> Task to complete
Reproduce the listing below without any change.

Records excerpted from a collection
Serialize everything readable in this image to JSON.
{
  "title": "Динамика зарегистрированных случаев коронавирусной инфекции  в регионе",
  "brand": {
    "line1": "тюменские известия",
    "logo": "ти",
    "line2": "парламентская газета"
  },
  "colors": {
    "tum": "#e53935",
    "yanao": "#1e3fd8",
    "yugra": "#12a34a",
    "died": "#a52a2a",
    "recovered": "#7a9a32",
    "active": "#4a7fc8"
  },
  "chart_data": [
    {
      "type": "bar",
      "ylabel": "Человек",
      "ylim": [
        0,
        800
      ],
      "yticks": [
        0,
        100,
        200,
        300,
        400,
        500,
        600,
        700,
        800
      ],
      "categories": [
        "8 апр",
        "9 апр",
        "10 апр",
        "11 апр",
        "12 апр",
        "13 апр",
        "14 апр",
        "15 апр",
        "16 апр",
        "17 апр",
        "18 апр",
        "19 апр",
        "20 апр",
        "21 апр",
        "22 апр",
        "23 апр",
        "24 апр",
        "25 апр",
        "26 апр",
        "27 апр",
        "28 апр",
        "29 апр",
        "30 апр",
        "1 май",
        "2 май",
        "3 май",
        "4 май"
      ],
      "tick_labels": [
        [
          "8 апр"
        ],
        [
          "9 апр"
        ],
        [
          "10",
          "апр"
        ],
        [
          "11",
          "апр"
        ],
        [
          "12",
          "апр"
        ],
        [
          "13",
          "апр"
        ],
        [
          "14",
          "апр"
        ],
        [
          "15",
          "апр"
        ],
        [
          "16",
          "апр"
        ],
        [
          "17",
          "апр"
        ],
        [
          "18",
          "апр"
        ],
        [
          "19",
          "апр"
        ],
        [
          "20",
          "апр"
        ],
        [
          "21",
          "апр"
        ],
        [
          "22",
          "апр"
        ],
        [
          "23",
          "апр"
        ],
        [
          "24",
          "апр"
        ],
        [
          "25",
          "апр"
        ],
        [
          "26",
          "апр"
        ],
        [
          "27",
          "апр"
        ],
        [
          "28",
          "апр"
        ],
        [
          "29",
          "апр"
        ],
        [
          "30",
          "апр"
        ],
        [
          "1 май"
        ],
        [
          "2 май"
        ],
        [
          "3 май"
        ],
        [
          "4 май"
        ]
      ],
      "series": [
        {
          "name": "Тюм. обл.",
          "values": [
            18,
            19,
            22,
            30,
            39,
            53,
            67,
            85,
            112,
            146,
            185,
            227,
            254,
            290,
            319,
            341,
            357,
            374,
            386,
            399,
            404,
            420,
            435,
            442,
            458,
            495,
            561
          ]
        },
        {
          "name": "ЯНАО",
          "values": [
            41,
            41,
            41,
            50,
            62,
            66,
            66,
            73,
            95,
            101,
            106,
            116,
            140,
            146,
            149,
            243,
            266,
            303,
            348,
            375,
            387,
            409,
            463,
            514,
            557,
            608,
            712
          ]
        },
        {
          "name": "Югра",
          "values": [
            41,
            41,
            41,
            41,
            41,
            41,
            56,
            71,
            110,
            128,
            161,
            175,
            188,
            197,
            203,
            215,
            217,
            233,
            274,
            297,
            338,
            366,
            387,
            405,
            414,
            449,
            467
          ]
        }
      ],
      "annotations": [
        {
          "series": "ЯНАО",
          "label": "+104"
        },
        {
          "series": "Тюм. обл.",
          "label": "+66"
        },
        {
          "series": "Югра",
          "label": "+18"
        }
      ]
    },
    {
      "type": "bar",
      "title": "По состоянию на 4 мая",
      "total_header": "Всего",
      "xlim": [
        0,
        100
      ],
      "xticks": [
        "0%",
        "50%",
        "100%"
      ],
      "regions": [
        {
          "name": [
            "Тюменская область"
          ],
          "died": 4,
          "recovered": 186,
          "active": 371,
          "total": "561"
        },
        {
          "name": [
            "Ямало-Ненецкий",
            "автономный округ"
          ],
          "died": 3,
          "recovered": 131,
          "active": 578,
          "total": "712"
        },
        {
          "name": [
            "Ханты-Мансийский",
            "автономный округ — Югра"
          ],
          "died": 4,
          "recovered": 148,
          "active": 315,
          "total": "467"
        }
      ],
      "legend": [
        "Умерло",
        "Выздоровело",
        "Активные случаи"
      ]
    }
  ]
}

> Complete response
Serialize everything readable in this image to JSON.
{
  "title": "Динамика зарегистрированных случаев коронавирусной инфекции  в регионе",
  "brand": {
    "line1": "тюменские известия",
    "logo": "ти",
    "line2": "парламентская газета"
  },
  "colors": {
    "tum": "#e53935",
    "yanao": "#1e3fd8",
    "yugra": "#12a34a",
    "died": "#a52a2a",
    "recovered": "#7a9a32",
    "active": "#4a7fc8"
  },
  "chart_data": [
    {
      "type": "bar",
      "ylabel": "Человек",
      "ylim": [
        0,
        800
      ],
      "yticks": [
        0,
        100,
        200,
        300,
        400,
        500,
        600,
        700,
        800
      ],
      "categories": [
        "8 апр",
        "9 апр",
        "10 апр",
        "11 апр",
        "12 апр",
        "13 апр",
        "14 апр",
        "15 апр",
        "16 апр",
        "17 апр",
        "18 апр",
        "19 апр",
        "20 апр",
        "21 апр",
        "22 апр",
        "23 апр",
        "24 апр",
        "25 апр",
        "26 апр",
        "27 апр",
        "28 апр",
        "29 апр",
        "30 апр",
        "1 май",
        "2 май",
        "3 май",
        "4 май"
      ],
      "tick_labels": [
        [
          "8 апр"
        ],
        [
          "9 апр"
        ],
        [
          "10",
          "апр"
        ],
        [
          "11",
          "апр"
        ],
        [
          "12",
          "апр"
        ],
        [
          "13",
          "апр"
        ],
        [
          "14",
          "апр"
        ],
        [
          "15",
          "апр"
        ],
        [
          "16",
          "апр"
        ],
        [
          "17",
          "апр"
        ],
        [
          "18",
          "апр"
        ],
        [
          "19",
          "апр"
        ],
        [
          "20",
          "апр"
        ],
        [
          "21",
          "апр"
        ],
        [
          "22",
          "апр"
        ],
        [
          "23",
          "апр"
        ],
        [
          "24",
          "апр"
        ],
        [
          "25",
          "апр"
        ],
        [
          "26",
          "апр"
        ],
        [
          "27",
          "апр"
        ],
        [
          "28",
          "апр"
        ],
        [
          "29",
          "апр"
        ],
        [
          "30",
          "апр"
        ],
        [
          "1 май"
        ],
        [
          "2 май"
        ],
        [
          "3 май"
        ],
        [
          "4 май"
        ]
      ],
      "series": [
        {
          "name": "Тюм. обл.",
          "values": [
            18,
            19,
            22,
            30,
            39,
            53,
            67,
            85,
            112,
            146,
            185,
            227,
            254,
            290,
            319,
            341,
            357,
            374,
            386,
            399,
            404,
            420,
            435,
            442,
            458,
            495,
            561
          ]
        },
        {
          "name": "ЯНАО",
          "values": [
            41,
            41,
            41,
            50,
            62,
            66,
            66,
            73,
            95,
            101,
            106,
            116,
            140,
            146,
            149,
            243,
            266,
            303,
            348,
            375,
            387,
            409,
            463,
            514,
            557,
            608,
            712
          ]
        },
        {
          "name": "Югра",
          "values": [
            41,
            41,
            41,
            41,
            41,
            41,
            56,
            71,
            110,
            128,
            161,
            175,
            188,
            197,
            203,
            215,
            217,
            233,
            274,
            297,
            338,
            366,
            387,
            405,
            414,
            449,
            467
          ]
        }
      ],
      "annotations": [
        {
          "series": "ЯНАО",
          "label": "+104"
        },
        {
          "series": "Тюм. обл.",
          "label": "+66"
        },
        {
          "series": "Югра",
          "label": "+18"
        }
      ]
    },
    {
      "type": "bar",
      "title": "По состоянию на 4 мая",
      "total_header": "Всего",
      "xlim": [
        0,
        100
      ],
      "xticks": [
        "0%",
        "50%",
        "100%"
      ],
      "regions": [
        {
          "name": [
            "Тюменская область"
          ],
          "died": 4,
          "recovered": 186,
          "active": 371,
          "total": "561"
        },
        {
          "name": [
            "Ямало-Ненецкий",
            "автономный округ"
          ],
          "died": 3,
          "recovered": 131,
          "active": 578,
          "total": "712"
        },
        {
          "name": [
            "Ханты-Мансийский",
            "автономный округ — Югра"
          ],
          "died": 4,
          "recovered": 148,
          "active": 315,
          "total": "467"
        }
      ],
      "legend": [
        "Умерло",
        "Выздоровело",
        "Активные случаи"
      ]
    }
  ]
}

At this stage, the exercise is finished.